START Input
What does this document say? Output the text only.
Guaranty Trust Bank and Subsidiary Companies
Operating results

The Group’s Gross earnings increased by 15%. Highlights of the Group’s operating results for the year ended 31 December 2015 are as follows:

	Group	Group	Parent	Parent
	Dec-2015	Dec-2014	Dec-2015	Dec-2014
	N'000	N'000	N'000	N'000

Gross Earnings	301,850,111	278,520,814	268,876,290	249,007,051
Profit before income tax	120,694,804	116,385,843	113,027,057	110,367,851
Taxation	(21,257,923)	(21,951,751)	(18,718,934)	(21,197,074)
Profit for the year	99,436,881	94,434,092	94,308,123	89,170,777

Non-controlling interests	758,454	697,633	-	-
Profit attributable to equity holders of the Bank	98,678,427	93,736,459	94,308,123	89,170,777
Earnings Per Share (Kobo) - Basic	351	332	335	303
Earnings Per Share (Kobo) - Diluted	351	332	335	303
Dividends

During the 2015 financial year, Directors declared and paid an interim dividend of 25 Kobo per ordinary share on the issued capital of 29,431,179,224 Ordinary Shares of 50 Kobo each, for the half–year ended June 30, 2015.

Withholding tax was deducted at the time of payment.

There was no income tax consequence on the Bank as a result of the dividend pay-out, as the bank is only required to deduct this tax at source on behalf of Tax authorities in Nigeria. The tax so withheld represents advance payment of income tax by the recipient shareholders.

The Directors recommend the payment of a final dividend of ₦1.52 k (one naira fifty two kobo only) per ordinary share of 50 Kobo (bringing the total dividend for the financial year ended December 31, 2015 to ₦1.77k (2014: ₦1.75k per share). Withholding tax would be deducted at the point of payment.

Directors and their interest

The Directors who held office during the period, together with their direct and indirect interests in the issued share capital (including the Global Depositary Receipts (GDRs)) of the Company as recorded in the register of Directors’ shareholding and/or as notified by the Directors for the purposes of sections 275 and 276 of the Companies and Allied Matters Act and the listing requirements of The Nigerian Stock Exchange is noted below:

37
END Input
Extract all lines as given.

◆ **Answer**
What does this document say? Output the text only.
Guaranty Trust Bank and Subsidiary Companies
Operating results

The Group’s Gross earnings increased by 15%. Highlights of the Group’s operating results for the year ended 31 December 2015 are as follows:

	Group	Group	Parent	Parent
	Dec-2015	Dec-2014	Dec-2015	Dec-2014
	N'000	N'000	N'000	N'000

Gross Earnings	301,850,111	278,520,814	268,876,290	249,007,051
Profit before income tax	120,694,804	116,385,843	113,027,057	110,367,851
Taxation	(21,257,923)	(21,951,751)	(18,718,934)	(21,197,074)
Profit for the year	99,436,881	94,434,092	94,308,123	89,170,777

Non-controlling interests	758,454	697,633	-	-
Profit attributable to equity holders of the Bank	98,678,427	93,736,459	94,308,123	89,170,777
Earnings Per Share (Kobo) - Basic	351	332	335	303
Earnings Per Share (Kobo) - Diluted	351	332	335	303
Dividends

During the 2015 financial year, Directors declared and paid an interim dividend of 25 Kobo per ordinary share on the issued capital of 29,431,179,224 Ordinary Shares of 50 Kobo each, for the half–year ended June 30, 2015.

Withholding tax was deducted at the time of payment.

There was no income tax consequence on the Bank as a result of the dividend pay-out, as the bank is only required to deduct this tax at source on behalf of Tax authorities in Nigeria. The tax so withheld represents advance payment of income tax by the recipient shareholders.

The Directors recommend the payment of a final dividend of ₦1.52 k (one naira fifty two kobo only) per ordinary share of 50 Kobo (bringing the total dividend for the financial year ended December 31, 2015 to ₦1.77k (2014: ₦1.75k per share). Withholding tax would be deducted at the point of payment.

Directors and their interest

The Directors who held office during the period, together with their direct and indirect interests in the issued share capital (including the Global Depositary Receipts (GDRs)) of the Company as recorded in the register of Directors’ shareholding and/or as notified by the Directors for the purposes of sections 275 and 276 of the Companies and Allied Matters Act and the listing requirements of The Nigerian Stock Exchange is noted below:

37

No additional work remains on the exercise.